Faithfully return all lines, omitting every embedded picture.

Records from a collection of figures
============================================================

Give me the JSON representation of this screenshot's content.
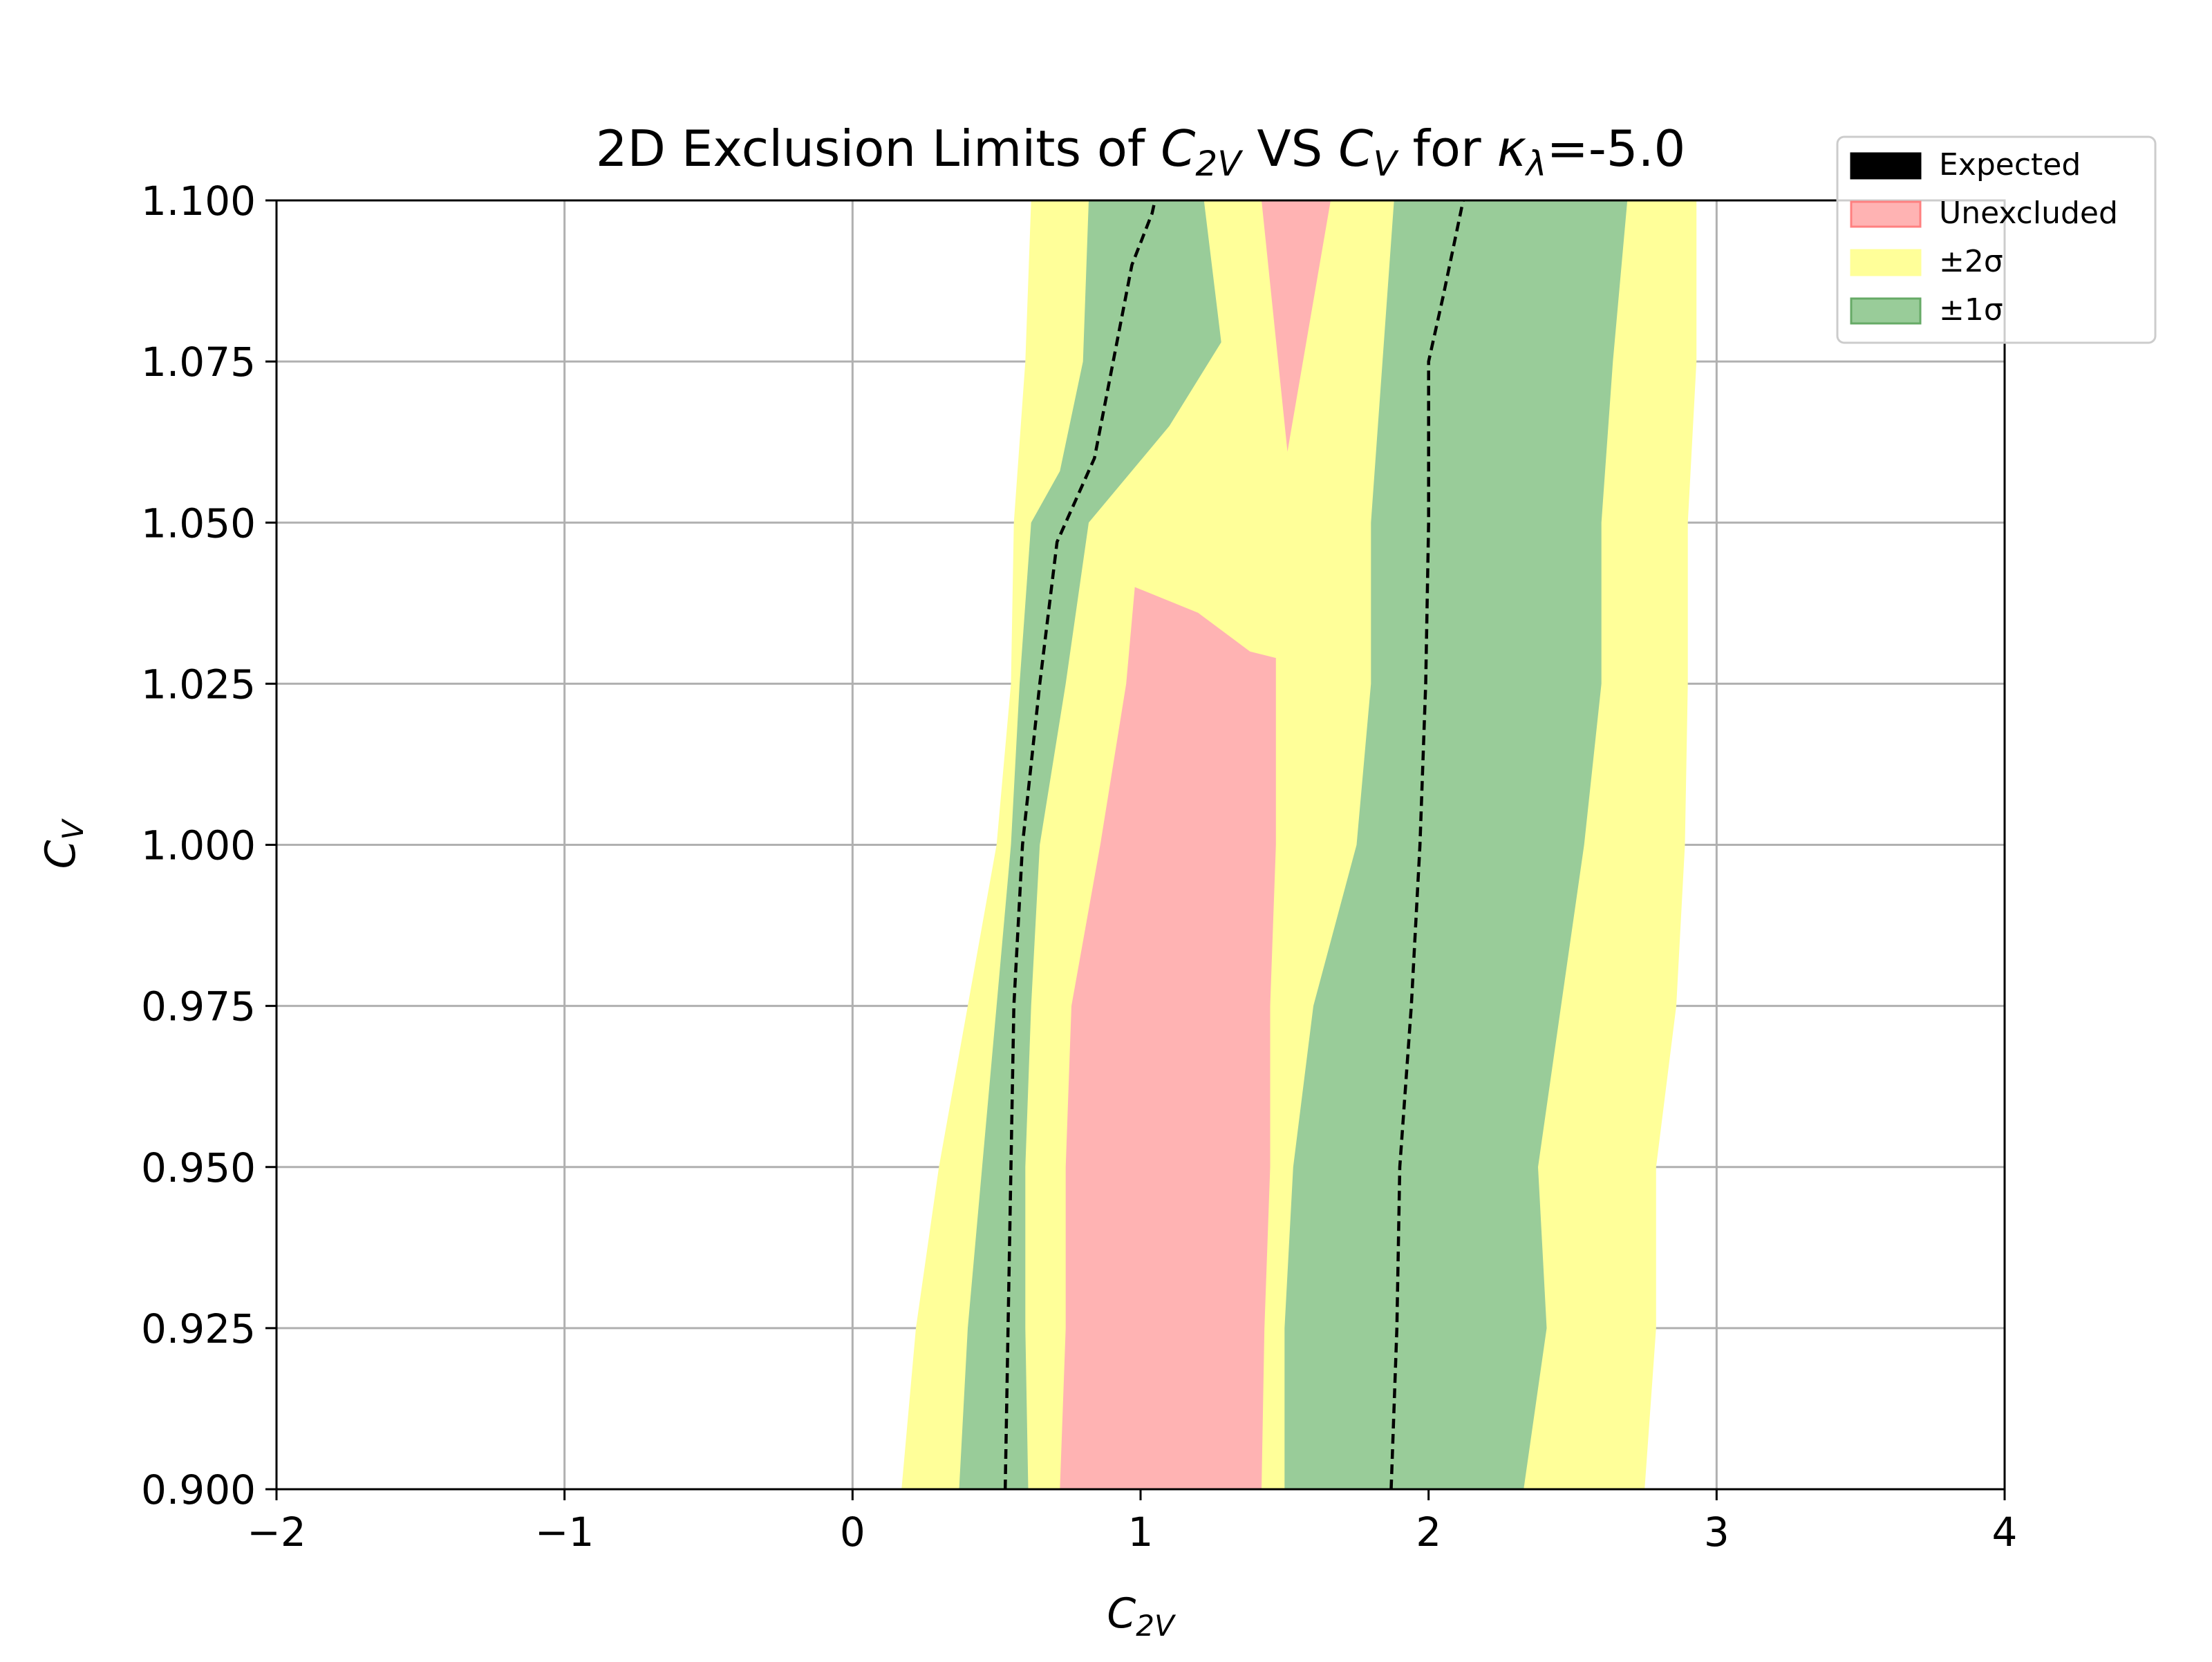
{
  "chart_data": {
    "type": "area",
    "title": {
      "prefix": "2D Exclusion Limits of ",
      "x_symbol": "C",
      "x_sub": "2V",
      "middle": " VS ",
      "y_symbol": "C",
      "y_sub": "V",
      "suffix_for": " for ",
      "kappa_symbol": "κ",
      "kappa_sub": "λ",
      "kappa_value": "=-5.0"
    },
    "xlabel": {
      "symbol": "C",
      "sub": "2V"
    },
    "ylabel": {
      "symbol": "C",
      "sub": "V"
    },
    "xlim": [
      -2,
      4
    ],
    "ylim": [
      0.9,
      1.1
    ],
    "x_ticks": [
      -2,
      -1,
      0,
      1,
      2,
      3,
      4
    ],
    "x_tick_labels": [
      "−2",
      "−1",
      "0",
      "1",
      "2",
      "3",
      "4"
    ],
    "y_ticks": [
      0.9,
      0.925,
      0.95,
      0.975,
      1.0,
      1.025,
      1.05,
      1.075,
      1.1
    ],
    "y_tick_labels": [
      "0.900",
      "0.925",
      "0.950",
      "0.975",
      "1.000",
      "1.025",
      "1.050",
      "1.075",
      "1.100"
    ],
    "grid": true,
    "legend_position": "top-right",
    "legend": [
      {
        "label": "Expected",
        "kind": "expected"
      },
      {
        "label": "Unexcluded",
        "kind": "unexcluded"
      },
      {
        "label": "±2σ",
        "kind": "two_sigma"
      },
      {
        "label": "±1σ",
        "kind": "one_sigma"
      }
    ],
    "colors": {
      "expected": "#000000",
      "unexcluded": "#ffb3b3",
      "unexcluded_edge": "#ff8080",
      "two_sigma": "#ffff99",
      "one_sigma": "#99cc99",
      "one_sigma_edge": "#66aa66",
      "grid": "#b0b0b0"
    },
    "regions": {
      "two_sigma": [
        [
          [
            0.17,
            0.9
          ],
          [
            2.75,
            0.9
          ],
          [
            2.79,
            0.925
          ],
          [
            2.79,
            0.95
          ],
          [
            2.86,
            0.975
          ],
          [
            2.89,
            1.0
          ],
          [
            2.9,
            1.025
          ],
          [
            2.9,
            1.05
          ],
          [
            2.93,
            1.075
          ],
          [
            2.93,
            1.1
          ],
          [
            0.62,
            1.1
          ],
          [
            0.6,
            1.075
          ],
          [
            0.56,
            1.05
          ],
          [
            0.55,
            1.025
          ],
          [
            0.5,
            1.0
          ],
          [
            0.4,
            0.975
          ],
          [
            0.3,
            0.95
          ],
          [
            0.22,
            0.925
          ],
          [
            0.17,
            0.9
          ]
        ]
      ],
      "one_sigma": [
        [
          [
            0.37,
            0.9
          ],
          [
            0.61,
            0.9
          ],
          [
            0.6,
            0.925
          ],
          [
            0.6,
            0.95
          ],
          [
            0.62,
            0.975
          ],
          [
            0.65,
            1.0
          ],
          [
            0.74,
            1.025
          ],
          [
            0.82,
            1.05
          ],
          [
            1.1,
            1.065
          ],
          [
            1.28,
            1.078
          ],
          [
            1.22,
            1.1
          ],
          [
            0.82,
            1.1
          ],
          [
            0.8,
            1.075
          ],
          [
            0.72,
            1.058
          ],
          [
            0.62,
            1.05
          ],
          [
            0.58,
            1.025
          ],
          [
            0.55,
            1.0
          ],
          [
            0.5,
            0.975
          ],
          [
            0.45,
            0.95
          ],
          [
            0.4,
            0.925
          ],
          [
            0.37,
            0.9
          ]
        ],
        [
          [
            1.5,
            0.9
          ],
          [
            2.33,
            0.9
          ],
          [
            2.41,
            0.925
          ],
          [
            2.38,
            0.95
          ],
          [
            2.46,
            0.975
          ],
          [
            2.54,
            1.0
          ],
          [
            2.6,
            1.025
          ],
          [
            2.6,
            1.05
          ],
          [
            2.64,
            1.075
          ],
          [
            2.69,
            1.1
          ],
          [
            1.88,
            1.1
          ],
          [
            1.84,
            1.075
          ],
          [
            1.8,
            1.05
          ],
          [
            1.8,
            1.025
          ],
          [
            1.75,
            1.0
          ],
          [
            1.6,
            0.975
          ],
          [
            1.53,
            0.95
          ],
          [
            1.5,
            0.925
          ],
          [
            1.5,
            0.9
          ]
        ]
      ],
      "unexcluded": [
        [
          [
            0.72,
            0.9
          ],
          [
            1.42,
            0.9
          ],
          [
            1.43,
            0.925
          ],
          [
            1.45,
            0.95
          ],
          [
            1.45,
            0.975
          ],
          [
            1.47,
            1.0
          ],
          [
            1.47,
            1.029
          ],
          [
            1.38,
            1.03
          ],
          [
            1.2,
            1.036
          ],
          [
            0.98,
            1.04
          ],
          [
            0.95,
            1.025
          ],
          [
            0.86,
            1.0
          ],
          [
            0.76,
            0.975
          ],
          [
            0.74,
            0.95
          ],
          [
            0.74,
            0.925
          ],
          [
            0.72,
            0.9
          ]
        ],
        [
          [
            1.42,
            1.1
          ],
          [
            1.66,
            1.1
          ],
          [
            1.51,
            1.061
          ],
          [
            1.42,
            1.1
          ]
        ]
      ]
    },
    "expected_lines": [
      [
        [
          0.53,
          0.9
        ],
        [
          0.54,
          0.925
        ],
        [
          0.55,
          0.95
        ],
        [
          0.56,
          0.975
        ],
        [
          0.59,
          1.0
        ],
        [
          0.65,
          1.025
        ],
        [
          0.71,
          1.047
        ],
        [
          0.84,
          1.06
        ],
        [
          0.97,
          1.09
        ],
        [
          1.04,
          1.098
        ],
        [
          1.05,
          1.1
        ]
      ],
      [
        [
          1.87,
          0.9
        ],
        [
          1.89,
          0.925
        ],
        [
          1.9,
          0.95
        ],
        [
          1.94,
          0.975
        ],
        [
          1.97,
          1.0
        ],
        [
          1.99,
          1.025
        ],
        [
          2.0,
          1.05
        ],
        [
          2.0,
          1.075
        ],
        [
          2.05,
          1.085
        ],
        [
          2.12,
          1.1
        ]
      ]
    ]
  }
}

============================================================

**THE COMPLETED TASK**
Give me the JSON representation of this screenshot's content.
{
  "chart_data": {
    "type": "area",
    "title": {
      "prefix": "2D Exclusion Limits of ",
      "x_symbol": "C",
      "x_sub": "2V",
      "middle": " VS ",
      "y_symbol": "C",
      "y_sub": "V",
      "suffix_for": " for ",
      "kappa_symbol": "κ",
      "kappa_sub": "λ",
      "kappa_value": "=-5.0"
    },
    "xlabel": {
      "symbol": "C",
      "sub": "2V"
    },
    "ylabel": {
      "symbol": "C",
      "sub": "V"
    },
    "xlim": [
      -2,
      4
    ],
    "ylim": [
      0.9,
      1.1
    ],
    "x_ticks": [
      -2,
      -1,
      0,
      1,
      2,
      3,
      4
    ],
    "x_tick_labels": [
      "−2",
      "−1",
      "0",
      "1",
      "2",
      "3",
      "4"
    ],
    "y_ticks": [
      0.9,
      0.925,
      0.95,
      0.975,
      1.0,
      1.025,
      1.05,
      1.075,
      1.1
    ],
    "y_tick_labels": [
      "0.900",
      "0.925",
      "0.950",
      "0.975",
      "1.000",
      "1.025",
      "1.050",
      "1.075",
      "1.100"
    ],
    "grid": true,
    "legend_position": "top-right",
    "legend": [
      {
        "label": "Expected",
        "kind": "expected"
      },
      {
        "label": "Unexcluded",
        "kind": "unexcluded"
      },
      {
        "label": "±2σ",
        "kind": "two_sigma"
      },
      {
        "label": "±1σ",
        "kind": "one_sigma"
      }
    ],
    "colors": {
      "expected": "#000000",
      "unexcluded": "#ffb3b3",
      "unexcluded_edge": "#ff8080",
      "two_sigma": "#ffff99",
      "one_sigma": "#99cc99",
      "one_sigma_edge": "#66aa66",
      "grid": "#b0b0b0"
    },
    "regions": {
      "two_sigma": [
        [
          [
            0.17,
            0.9
          ],
          [
            2.75,
            0.9
          ],
          [
            2.79,
            0.925
          ],
          [
            2.79,
            0.95
          ],
          [
            2.86,
            0.975
          ],
          [
            2.89,
            1.0
          ],
          [
            2.9,
            1.025
          ],
          [
            2.9,
            1.05
          ],
          [
            2.93,
            1.075
          ],
          [
            2.93,
            1.1
          ],
          [
            0.62,
            1.1
          ],
          [
            0.6,
            1.075
          ],
          [
            0.56,
            1.05
          ],
          [
            0.55,
            1.025
          ],
          [
            0.5,
            1.0
          ],
          [
            0.4,
            0.975
          ],
          [
            0.3,
            0.95
          ],
          [
            0.22,
            0.925
          ],
          [
            0.17,
            0.9
          ]
        ]
      ],
      "one_sigma": [
        [
          [
            0.37,
            0.9
          ],
          [
            0.61,
            0.9
          ],
          [
            0.6,
            0.925
          ],
          [
            0.6,
            0.95
          ],
          [
            0.62,
            0.975
          ],
          [
            0.65,
            1.0
          ],
          [
            0.74,
            1.025
          ],
          [
            0.82,
            1.05
          ],
          [
            1.1,
            1.065
          ],
          [
            1.28,
            1.078
          ],
          [
            1.22,
            1.1
          ],
          [
            0.82,
            1.1
          ],
          [
            0.8,
            1.075
          ],
          [
            0.72,
            1.058
          ],
          [
            0.62,
            1.05
          ],
          [
            0.58,
            1.025
          ],
          [
            0.55,
            1.0
          ],
          [
            0.5,
            0.975
          ],
          [
            0.45,
            0.95
          ],
          [
            0.4,
            0.925
          ],
          [
            0.37,
            0.9
          ]
        ],
        [
          [
            1.5,
            0.9
          ],
          [
            2.33,
            0.9
          ],
          [
            2.41,
            0.925
          ],
          [
            2.38,
            0.95
          ],
          [
            2.46,
            0.975
          ],
          [
            2.54,
            1.0
          ],
          [
            2.6,
            1.025
          ],
          [
            2.6,
            1.05
          ],
          [
            2.64,
            1.075
          ],
          [
            2.69,
            1.1
          ],
          [
            1.88,
            1.1
          ],
          [
            1.84,
            1.075
          ],
          [
            1.8,
            1.05
          ],
          [
            1.8,
            1.025
          ],
          [
            1.75,
            1.0
          ],
          [
            1.6,
            0.975
          ],
          [
            1.53,
            0.95
          ],
          [
            1.5,
            0.925
          ],
          [
            1.5,
            0.9
          ]
        ]
      ],
      "unexcluded": [
        [
          [
            0.72,
            0.9
          ],
          [
            1.42,
            0.9
          ],
          [
            1.43,
            0.925
          ],
          [
            1.45,
            0.95
          ],
          [
            1.45,
            0.975
          ],
          [
            1.47,
            1.0
          ],
          [
            1.47,
            1.029
          ],
          [
            1.38,
            1.03
          ],
          [
            1.2,
            1.036
          ],
          [
            0.98,
            1.04
          ],
          [
            0.95,
            1.025
          ],
          [
            0.86,
            1.0
          ],
          [
            0.76,
            0.975
          ],
          [
            0.74,
            0.95
          ],
          [
            0.74,
            0.925
          ],
          [
            0.72,
            0.9
          ]
        ],
        [
          [
            1.42,
            1.1
          ],
          [
            1.66,
            1.1
          ],
          [
            1.51,
            1.061
          ],
          [
            1.42,
            1.1
          ]
        ]
      ]
    },
    "expected_lines": [
      [
        [
          0.53,
          0.9
        ],
        [
          0.54,
          0.925
        ],
        [
          0.55,
          0.95
        ],
        [
          0.56,
          0.975
        ],
        [
          0.59,
          1.0
        ],
        [
          0.65,
          1.025
        ],
        [
          0.71,
          1.047
        ],
        [
          0.84,
          1.06
        ],
        [
          0.97,
          1.09
        ],
        [
          1.04,
          1.098
        ],
        [
          1.05,
          1.1
        ]
      ],
      [
        [
          1.87,
          0.9
        ],
        [
          1.89,
          0.925
        ],
        [
          1.9,
          0.95
        ],
        [
          1.94,
          0.975
        ],
        [
          1.97,
          1.0
        ],
        [
          1.99,
          1.025
        ],
        [
          2.0,
          1.05
        ],
        [
          2.0,
          1.075
        ],
        [
          2.05,
          1.085
        ],
        [
          2.12,
          1.1
        ]
      ]
    ]
  }
}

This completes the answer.